> **Passage shown**:
Imputing missing values in the Smart recruits hackathon



Hello People,

In the Smart recruits hackathon there are about 1600 rows where all the values of Manager Variables are missing.
My idea is to create a unique manager ID for each manager(each manager has unique values for all the manager variables) and create a model with target variable as ID and independent variables as all applicant variables.
To deal with them the following is what I did:

  1. Split the data set to ‘missing’(even if one value in any row is missing) and ‘non missing’ (none of the values are missing) datasets.

  2. Extract all the values of Manager variable from the non missing data set.

  3. Assign IDs for each unique Manager.

  4. Merge and Assign the corresponding ID to each manager in the non missing data set.

  5. Create a model where the target variable is ID and independent variables as all applicant variables.

  6. Predict the corresponding IDs for each row in the ‘missing’ dataset.
    The code:
    test$Business_Sourced = 2
    combo = rbind(train, test)
    filled = na.omit(combo)
    notfilled = subset(combo, !(ID %in% filled$ID))

     y = filled %>% select(Office_PIN, Manager_DOJ:Manager_Num_Products2)
     manager = unique(y)
     manager$newvar <- seq(1,6641,1)
     z = merge(manager, filled, by = c("Office_PIN", "Manager_DOJ","Manager_Joining_Designation", "Manager_Current_Designation", "Manager_Grade", "Manager_Status", "Manager_Gender", "Manager_DoB", "Manager_Num_Application", "Manager_Num_Coded","Manager_Business", "Manager_Num_Products", "Manager_Business2", "Manager_Num_Products2"))
     Applicant_with_managerID = z %>% select(Office_PIN, newvar:Applicant_Qualification, Same_Locality:Applicant_Age)
     Applicant_with_managerID$newvar = as.factor(Applicant_with_managerID$newvar)
     Applicant_with_managerID$Applicant_City_PIN = as.numeric(Applicant_with_managerID$Applicant_City_PIN)
     Applicant_with_managerID$Office_PIN = as.numeric(Applicant_with_managerID$Office_PIN)
     model1 = randomForest(newvar ~.-(ID), data = Applicant_with_managerID, ntree = 50)

Since there are 6000 classes to predict I’m unable to create a model.
What should I do? Is my approach right? Should I change my model?


The Smart Recruits Hackathon Discussion

Hi @B.Rabbit,

Please amuse me on this; you have the applicant variables as independent variables. How will applicant information help you find out who the manager is? Rather if you take something like Office_PIN, it would help a bit.

> **Stated task a**: Transcribe the forum thread on imputing missing values, everything from "5. Create a" down to "filled = na.omit(combo)".

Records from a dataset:

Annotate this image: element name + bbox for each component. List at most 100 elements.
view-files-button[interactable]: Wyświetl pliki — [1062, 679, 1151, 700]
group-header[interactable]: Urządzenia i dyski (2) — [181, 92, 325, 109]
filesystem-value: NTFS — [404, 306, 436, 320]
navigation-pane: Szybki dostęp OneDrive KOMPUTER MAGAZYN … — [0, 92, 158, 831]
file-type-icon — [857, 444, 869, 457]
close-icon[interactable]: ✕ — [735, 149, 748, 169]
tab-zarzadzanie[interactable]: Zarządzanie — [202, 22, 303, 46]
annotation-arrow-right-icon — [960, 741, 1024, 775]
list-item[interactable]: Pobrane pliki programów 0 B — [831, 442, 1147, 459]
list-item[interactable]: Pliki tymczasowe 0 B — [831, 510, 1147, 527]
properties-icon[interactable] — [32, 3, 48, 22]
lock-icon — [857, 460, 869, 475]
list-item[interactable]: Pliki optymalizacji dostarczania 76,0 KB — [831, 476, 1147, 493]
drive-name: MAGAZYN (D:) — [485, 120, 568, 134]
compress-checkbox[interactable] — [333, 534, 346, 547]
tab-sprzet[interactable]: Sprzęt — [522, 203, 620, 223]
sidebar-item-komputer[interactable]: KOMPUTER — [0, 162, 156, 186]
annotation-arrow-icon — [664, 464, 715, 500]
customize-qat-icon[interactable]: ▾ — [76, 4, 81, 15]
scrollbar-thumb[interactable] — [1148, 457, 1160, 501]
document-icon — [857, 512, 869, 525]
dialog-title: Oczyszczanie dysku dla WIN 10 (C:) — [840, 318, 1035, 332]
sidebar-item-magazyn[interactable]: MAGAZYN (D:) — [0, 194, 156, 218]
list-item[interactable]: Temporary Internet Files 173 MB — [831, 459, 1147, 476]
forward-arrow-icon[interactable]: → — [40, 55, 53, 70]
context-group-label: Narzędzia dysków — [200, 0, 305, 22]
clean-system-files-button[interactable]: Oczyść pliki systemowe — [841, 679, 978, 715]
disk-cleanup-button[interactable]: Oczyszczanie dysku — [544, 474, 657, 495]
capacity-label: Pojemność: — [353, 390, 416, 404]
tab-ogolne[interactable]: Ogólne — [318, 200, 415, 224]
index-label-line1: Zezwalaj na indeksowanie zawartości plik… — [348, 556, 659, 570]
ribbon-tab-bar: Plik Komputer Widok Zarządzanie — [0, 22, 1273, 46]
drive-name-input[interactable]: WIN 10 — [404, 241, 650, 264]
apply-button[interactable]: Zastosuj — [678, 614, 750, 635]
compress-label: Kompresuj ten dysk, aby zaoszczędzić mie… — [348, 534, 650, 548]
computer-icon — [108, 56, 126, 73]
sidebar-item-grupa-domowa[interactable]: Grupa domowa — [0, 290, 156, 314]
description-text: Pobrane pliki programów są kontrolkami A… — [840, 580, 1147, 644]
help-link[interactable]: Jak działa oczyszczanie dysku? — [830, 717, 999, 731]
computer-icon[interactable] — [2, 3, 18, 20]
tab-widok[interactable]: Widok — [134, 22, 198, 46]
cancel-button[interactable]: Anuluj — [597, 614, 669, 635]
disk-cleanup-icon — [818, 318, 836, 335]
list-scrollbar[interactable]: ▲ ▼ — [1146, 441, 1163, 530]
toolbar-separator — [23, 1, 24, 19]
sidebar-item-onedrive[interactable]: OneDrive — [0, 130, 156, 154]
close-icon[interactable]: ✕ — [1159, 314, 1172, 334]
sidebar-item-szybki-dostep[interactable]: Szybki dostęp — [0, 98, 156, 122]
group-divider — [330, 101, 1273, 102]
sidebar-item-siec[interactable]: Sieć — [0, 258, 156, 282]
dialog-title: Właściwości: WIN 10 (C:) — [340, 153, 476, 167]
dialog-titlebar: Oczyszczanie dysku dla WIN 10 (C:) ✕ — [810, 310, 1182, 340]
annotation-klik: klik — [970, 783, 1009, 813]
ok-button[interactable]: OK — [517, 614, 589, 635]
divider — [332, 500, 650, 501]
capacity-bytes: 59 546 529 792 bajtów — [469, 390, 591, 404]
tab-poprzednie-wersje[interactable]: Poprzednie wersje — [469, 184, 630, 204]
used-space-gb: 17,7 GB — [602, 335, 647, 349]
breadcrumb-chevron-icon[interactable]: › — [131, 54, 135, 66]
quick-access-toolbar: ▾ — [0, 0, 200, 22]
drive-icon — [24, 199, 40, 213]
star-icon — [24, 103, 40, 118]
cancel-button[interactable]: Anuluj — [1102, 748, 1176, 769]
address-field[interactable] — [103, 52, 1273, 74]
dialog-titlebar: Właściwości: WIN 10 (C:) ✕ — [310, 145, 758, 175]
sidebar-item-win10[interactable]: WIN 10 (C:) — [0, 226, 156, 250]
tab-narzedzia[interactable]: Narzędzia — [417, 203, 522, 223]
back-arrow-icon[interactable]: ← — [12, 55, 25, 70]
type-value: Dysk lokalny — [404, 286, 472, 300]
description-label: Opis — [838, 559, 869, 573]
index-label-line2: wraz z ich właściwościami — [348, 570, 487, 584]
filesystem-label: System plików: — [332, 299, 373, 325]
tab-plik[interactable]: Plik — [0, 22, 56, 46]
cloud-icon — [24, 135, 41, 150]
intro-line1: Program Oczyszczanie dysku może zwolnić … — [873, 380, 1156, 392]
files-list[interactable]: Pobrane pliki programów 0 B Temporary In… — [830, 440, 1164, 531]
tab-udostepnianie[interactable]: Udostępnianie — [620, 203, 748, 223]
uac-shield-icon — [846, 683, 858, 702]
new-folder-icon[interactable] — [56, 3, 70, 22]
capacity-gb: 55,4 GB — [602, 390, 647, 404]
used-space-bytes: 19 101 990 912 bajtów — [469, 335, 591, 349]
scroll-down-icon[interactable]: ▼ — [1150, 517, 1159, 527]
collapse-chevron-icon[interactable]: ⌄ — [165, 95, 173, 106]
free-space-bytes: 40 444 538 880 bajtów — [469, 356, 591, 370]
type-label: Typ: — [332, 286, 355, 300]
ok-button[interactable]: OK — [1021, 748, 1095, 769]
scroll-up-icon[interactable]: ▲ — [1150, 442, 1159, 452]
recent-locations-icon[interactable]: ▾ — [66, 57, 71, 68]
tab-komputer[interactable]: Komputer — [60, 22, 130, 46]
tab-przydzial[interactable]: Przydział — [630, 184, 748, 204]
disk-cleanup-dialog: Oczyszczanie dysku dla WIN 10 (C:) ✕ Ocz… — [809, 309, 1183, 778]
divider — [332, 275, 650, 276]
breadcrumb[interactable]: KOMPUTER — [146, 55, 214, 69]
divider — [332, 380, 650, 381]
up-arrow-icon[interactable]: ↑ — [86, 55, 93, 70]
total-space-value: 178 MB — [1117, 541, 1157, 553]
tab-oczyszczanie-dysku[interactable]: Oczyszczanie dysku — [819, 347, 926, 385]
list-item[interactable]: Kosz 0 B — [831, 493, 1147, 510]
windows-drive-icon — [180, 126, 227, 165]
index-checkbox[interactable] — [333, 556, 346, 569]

> **Stated task b**: Restate the records word for word, everything from the first line down to the line containing "capacity-label: Pojemność: —".

> **Task response a**:
5. Create a model where the target variable is ID and independent variables as all applicant variables.

  6. Predict the corresponding IDs for each row in the ‘missing’ dataset.
    The code:
    test$Business_Sourced = 2
    combo = rbind(train, test)
    filled = na.omit(combo)

> **Task response b**:
Annotate this image: element name + bbox for each component. List at most 100 elements.
view-files-button[interactable]: Wyświetl pliki — [1062, 679, 1151, 700]
group-header[interactable]: Urządzenia i dyski (2) — [181, 92, 325, 109]
filesystem-value: NTFS — [404, 306, 436, 320]
navigation-pane: Szybki dostęp OneDrive KOMPUTER MAGAZYN … — [0, 92, 158, 831]
file-type-icon — [857, 444, 869, 457]
close-icon[interactable]: ✕ — [735, 149, 748, 169]
tab-zarzadzanie[interactable]: Zarządzanie — [202, 22, 303, 46]
annotation-arrow-right-icon — [960, 741, 1024, 775]
list-item[interactable]: Pobrane pliki programów 0 B — [831, 442, 1147, 459]
list-item[interactable]: Pliki tymczasowe 0 B — [831, 510, 1147, 527]
properties-icon[interactable] — [32, 3, 48, 22]
lock-icon — [857, 460, 869, 475]
list-item[interactable]: Pliki optymalizacji dostarczania 76,0 KB — [831, 476, 1147, 493]
drive-name: MAGAZYN (D:) — [485, 120, 568, 134]
compress-checkbox[interactable] — [333, 534, 346, 547]
tab-sprzet[interactable]: Sprzęt — [522, 203, 620, 223]
sidebar-item-komputer[interactable]: KOMPUTER — [0, 162, 156, 186]
annotation-arrow-icon — [664, 464, 715, 500]
customize-qat-icon[interactable]: ▾ — [76, 4, 81, 15]
scrollbar-thumb[interactable] — [1148, 457, 1160, 501]
document-icon — [857, 512, 869, 525]
dialog-title: Oczyszczanie dysku dla WIN 10 (C:) — [840, 318, 1035, 332]
sidebar-item-magazyn[interactable]: MAGAZYN (D:) — [0, 194, 156, 218]
list-item[interactable]: Temporary Internet Files 173 MB — [831, 459, 1147, 476]
forward-arrow-icon[interactable]: → — [40, 55, 53, 70]
context-group-label: Narzędzia dysków — [200, 0, 305, 22]
clean-system-files-button[interactable]: Oczyść pliki systemowe — [841, 679, 978, 715]
disk-cleanup-button[interactable]: Oczyszczanie dysku — [544, 474, 657, 495]
capacity-label: Pojemność: — [353, 390, 416, 404]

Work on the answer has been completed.